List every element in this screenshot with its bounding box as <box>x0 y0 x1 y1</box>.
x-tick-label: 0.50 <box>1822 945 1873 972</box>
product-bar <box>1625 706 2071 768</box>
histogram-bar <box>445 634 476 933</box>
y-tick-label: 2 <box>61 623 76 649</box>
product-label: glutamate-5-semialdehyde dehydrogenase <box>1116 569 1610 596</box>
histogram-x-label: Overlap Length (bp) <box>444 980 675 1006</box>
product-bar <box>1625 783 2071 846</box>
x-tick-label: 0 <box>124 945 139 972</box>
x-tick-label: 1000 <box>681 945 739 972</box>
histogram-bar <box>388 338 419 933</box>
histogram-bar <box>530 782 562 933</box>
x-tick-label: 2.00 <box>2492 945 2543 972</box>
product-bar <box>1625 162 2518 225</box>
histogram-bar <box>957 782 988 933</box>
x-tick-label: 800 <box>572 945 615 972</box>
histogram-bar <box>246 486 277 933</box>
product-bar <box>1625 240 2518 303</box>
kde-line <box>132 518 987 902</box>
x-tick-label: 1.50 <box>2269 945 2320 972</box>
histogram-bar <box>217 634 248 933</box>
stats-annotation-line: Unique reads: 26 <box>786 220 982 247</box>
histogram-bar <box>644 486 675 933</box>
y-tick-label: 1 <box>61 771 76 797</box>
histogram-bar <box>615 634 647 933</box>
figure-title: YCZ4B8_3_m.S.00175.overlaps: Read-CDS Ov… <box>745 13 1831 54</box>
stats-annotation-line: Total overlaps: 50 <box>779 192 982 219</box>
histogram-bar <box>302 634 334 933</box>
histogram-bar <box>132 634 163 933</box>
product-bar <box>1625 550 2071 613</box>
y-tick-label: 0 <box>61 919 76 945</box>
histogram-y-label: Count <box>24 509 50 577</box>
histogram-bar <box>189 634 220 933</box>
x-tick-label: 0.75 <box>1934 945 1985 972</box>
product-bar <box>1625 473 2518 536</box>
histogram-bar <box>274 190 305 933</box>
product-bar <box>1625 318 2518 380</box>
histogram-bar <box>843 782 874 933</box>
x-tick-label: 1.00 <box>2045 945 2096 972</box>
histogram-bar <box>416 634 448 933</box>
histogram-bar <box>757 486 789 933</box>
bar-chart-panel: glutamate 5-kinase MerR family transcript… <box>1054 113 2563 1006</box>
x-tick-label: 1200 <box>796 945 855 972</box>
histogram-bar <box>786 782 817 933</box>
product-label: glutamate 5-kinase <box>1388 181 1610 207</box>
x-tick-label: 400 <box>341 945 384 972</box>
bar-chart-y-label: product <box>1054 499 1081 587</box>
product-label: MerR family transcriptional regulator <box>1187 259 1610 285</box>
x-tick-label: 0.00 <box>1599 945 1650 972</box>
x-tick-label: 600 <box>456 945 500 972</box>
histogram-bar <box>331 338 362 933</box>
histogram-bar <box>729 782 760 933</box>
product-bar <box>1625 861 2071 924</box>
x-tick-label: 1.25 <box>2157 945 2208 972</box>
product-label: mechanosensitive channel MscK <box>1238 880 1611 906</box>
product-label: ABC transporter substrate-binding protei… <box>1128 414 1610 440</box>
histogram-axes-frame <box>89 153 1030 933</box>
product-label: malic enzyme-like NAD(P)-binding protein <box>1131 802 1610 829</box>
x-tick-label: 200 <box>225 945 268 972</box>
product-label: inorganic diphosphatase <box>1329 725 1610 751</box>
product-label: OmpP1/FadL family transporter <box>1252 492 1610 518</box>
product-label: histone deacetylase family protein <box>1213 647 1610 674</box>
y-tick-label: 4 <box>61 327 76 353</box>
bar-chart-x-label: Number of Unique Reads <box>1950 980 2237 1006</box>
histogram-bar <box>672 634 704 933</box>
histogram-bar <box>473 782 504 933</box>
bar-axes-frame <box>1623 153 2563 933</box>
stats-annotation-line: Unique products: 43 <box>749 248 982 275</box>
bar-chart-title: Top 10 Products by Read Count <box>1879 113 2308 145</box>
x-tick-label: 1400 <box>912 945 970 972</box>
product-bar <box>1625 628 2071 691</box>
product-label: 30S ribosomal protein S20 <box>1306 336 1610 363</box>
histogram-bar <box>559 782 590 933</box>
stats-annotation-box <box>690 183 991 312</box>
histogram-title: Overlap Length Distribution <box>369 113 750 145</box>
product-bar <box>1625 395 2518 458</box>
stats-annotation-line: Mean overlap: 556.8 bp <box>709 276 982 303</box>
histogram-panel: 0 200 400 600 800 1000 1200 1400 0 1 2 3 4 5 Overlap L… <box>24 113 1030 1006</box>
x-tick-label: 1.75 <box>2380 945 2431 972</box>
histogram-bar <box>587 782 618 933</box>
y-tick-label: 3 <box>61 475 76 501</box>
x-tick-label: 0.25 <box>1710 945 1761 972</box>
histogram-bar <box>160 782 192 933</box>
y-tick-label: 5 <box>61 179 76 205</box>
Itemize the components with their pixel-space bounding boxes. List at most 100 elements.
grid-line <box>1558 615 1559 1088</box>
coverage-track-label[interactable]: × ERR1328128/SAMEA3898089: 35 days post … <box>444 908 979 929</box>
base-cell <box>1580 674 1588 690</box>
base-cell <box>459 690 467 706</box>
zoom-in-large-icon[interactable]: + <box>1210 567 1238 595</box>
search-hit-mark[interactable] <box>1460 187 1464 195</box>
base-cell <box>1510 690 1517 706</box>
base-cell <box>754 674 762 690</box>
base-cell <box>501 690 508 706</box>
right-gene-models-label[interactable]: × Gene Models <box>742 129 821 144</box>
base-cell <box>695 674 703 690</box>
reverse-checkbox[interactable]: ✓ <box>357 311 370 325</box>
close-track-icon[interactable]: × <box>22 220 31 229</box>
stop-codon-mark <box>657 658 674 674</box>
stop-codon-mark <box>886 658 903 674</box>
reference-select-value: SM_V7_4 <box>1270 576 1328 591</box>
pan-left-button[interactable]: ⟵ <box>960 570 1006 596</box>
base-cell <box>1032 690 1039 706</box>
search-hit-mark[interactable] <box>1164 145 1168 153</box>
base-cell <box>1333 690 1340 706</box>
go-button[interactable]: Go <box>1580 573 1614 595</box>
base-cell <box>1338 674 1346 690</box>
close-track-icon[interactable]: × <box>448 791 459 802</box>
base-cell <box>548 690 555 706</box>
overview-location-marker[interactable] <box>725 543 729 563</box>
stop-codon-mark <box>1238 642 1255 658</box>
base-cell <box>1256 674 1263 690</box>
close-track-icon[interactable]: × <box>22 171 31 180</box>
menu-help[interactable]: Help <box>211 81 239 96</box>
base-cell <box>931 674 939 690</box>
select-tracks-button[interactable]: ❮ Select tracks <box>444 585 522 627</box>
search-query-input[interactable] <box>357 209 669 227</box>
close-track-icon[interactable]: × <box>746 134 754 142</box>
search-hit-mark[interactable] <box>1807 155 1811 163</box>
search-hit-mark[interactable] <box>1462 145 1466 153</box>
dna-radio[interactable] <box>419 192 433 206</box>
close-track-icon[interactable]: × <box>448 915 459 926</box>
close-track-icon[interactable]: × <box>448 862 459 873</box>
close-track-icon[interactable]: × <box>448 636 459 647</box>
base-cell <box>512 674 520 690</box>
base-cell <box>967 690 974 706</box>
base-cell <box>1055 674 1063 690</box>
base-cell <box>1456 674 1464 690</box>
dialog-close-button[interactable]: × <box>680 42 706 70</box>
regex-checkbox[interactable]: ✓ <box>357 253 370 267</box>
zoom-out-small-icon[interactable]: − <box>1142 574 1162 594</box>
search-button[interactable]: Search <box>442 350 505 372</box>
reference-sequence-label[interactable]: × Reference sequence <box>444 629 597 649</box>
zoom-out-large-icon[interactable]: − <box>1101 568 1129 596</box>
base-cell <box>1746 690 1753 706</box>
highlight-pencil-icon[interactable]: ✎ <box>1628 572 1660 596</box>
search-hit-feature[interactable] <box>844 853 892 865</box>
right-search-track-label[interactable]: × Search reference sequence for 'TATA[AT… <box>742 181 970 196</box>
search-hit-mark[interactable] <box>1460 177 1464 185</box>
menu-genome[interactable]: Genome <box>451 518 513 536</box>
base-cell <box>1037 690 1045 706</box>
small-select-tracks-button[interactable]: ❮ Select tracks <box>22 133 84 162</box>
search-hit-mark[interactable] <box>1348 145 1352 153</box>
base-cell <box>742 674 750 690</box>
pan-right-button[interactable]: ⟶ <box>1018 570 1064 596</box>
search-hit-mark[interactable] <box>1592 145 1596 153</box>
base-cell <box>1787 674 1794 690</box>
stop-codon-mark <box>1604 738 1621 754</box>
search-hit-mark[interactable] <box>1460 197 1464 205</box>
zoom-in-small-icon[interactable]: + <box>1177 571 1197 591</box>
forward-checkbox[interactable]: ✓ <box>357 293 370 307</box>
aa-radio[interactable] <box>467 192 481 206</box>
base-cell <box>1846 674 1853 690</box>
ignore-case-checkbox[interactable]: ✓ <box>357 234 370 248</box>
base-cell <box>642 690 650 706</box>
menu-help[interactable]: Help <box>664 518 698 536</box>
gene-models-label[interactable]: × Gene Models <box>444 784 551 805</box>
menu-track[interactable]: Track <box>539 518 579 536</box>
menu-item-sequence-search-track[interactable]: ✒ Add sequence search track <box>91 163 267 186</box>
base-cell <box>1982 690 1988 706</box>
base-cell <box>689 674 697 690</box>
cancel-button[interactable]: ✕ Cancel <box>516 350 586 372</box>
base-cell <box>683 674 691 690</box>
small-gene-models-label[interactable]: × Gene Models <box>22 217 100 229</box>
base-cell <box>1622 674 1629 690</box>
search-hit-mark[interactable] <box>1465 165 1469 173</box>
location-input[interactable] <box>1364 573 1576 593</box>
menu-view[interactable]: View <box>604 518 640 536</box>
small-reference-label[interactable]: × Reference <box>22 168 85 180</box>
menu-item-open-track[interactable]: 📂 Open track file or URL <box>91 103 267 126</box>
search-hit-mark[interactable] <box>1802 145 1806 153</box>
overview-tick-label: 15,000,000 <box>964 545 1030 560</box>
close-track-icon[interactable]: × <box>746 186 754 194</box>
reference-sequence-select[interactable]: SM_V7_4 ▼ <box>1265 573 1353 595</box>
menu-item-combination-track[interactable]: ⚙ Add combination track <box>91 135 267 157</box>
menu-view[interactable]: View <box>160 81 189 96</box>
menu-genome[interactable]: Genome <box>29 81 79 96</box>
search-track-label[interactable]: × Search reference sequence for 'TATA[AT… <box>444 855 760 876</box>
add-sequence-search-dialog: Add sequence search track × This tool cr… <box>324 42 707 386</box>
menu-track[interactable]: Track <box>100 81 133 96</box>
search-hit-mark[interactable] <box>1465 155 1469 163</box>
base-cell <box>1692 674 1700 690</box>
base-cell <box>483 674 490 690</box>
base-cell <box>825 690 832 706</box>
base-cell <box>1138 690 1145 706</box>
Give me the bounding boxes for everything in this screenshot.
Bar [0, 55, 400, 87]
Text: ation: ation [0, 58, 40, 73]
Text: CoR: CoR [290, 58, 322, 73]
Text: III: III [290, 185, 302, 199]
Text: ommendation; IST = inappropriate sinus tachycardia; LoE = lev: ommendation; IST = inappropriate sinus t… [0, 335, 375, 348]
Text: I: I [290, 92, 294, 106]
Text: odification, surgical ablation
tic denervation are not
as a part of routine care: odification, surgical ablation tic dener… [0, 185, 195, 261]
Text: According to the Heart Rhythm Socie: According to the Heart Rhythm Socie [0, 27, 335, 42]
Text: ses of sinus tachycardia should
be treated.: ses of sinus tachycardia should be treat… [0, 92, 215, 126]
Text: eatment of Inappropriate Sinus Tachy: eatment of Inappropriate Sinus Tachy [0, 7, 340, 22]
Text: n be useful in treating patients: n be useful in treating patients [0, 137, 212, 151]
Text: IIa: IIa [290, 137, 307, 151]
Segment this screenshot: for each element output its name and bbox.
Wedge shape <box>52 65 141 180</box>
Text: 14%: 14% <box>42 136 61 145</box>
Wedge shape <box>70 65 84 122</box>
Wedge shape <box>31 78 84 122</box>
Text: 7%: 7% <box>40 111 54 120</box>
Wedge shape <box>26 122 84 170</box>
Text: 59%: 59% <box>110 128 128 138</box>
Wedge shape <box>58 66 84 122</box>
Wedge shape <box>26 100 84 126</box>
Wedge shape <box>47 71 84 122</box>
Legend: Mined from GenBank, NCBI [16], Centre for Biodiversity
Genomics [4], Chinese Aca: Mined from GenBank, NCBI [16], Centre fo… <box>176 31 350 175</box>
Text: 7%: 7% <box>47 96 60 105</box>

**WHAT TO DO:**
Each line from the one containing "Give me the" down to the final line of the listing must appear in the answer exactly as written, and no other line may.

**EXPECTED ANSWER:**
Give me the bounding boxes for everything in this screenshot.
Bar [0, 55, 400, 87]
Text: ation: ation [0, 58, 40, 73]
Text: CoR: CoR [290, 58, 322, 73]
Text: III: III [290, 185, 302, 199]
Text: ommendation; IST = inappropriate sinus tachycardia; LoE = lev: ommendation; IST = inappropriate sinus t… [0, 335, 375, 348]
Text: I: I [290, 92, 294, 106]
Text: odification, surgical ablation
tic denervation are not
as a part of routine care: odification, surgical ablation tic dener… [0, 185, 195, 261]
Text: According to the Heart Rhythm Socie: According to the Heart Rhythm Socie [0, 27, 335, 42]
Text: ses of sinus tachycardia should
be treated.: ses of sinus tachycardia should be treat… [0, 92, 215, 126]
Text: eatment of Inappropriate Sinus Tachy: eatment of Inappropriate Sinus Tachy [0, 7, 340, 22]
Text: n be useful in treating patients: n be useful in treating patients [0, 137, 212, 151]
Text: IIa: IIa [290, 137, 307, 151]
Segment this screenshot: for each element output its name and bbox.
Wedge shape <box>52 65 141 180</box>
Text: 14%: 14% <box>42 136 61 145</box>
Wedge shape <box>70 65 84 122</box>
Wedge shape <box>31 78 84 122</box>
Text: 7%: 7% <box>40 111 54 120</box>
Wedge shape <box>26 122 84 170</box>
Text: 59%: 59% <box>110 128 128 138</box>
Wedge shape <box>58 66 84 122</box>
Wedge shape <box>26 100 84 126</box>
Wedge shape <box>47 71 84 122</box>
Legend: Mined from GenBank, NCBI [16], Centre for Biodiversity
Genomics [4], Chinese Aca: Mined from GenBank, NCBI [16], Centre fo… <box>176 31 350 175</box>
Text: 7%: 7% <box>47 96 60 105</box>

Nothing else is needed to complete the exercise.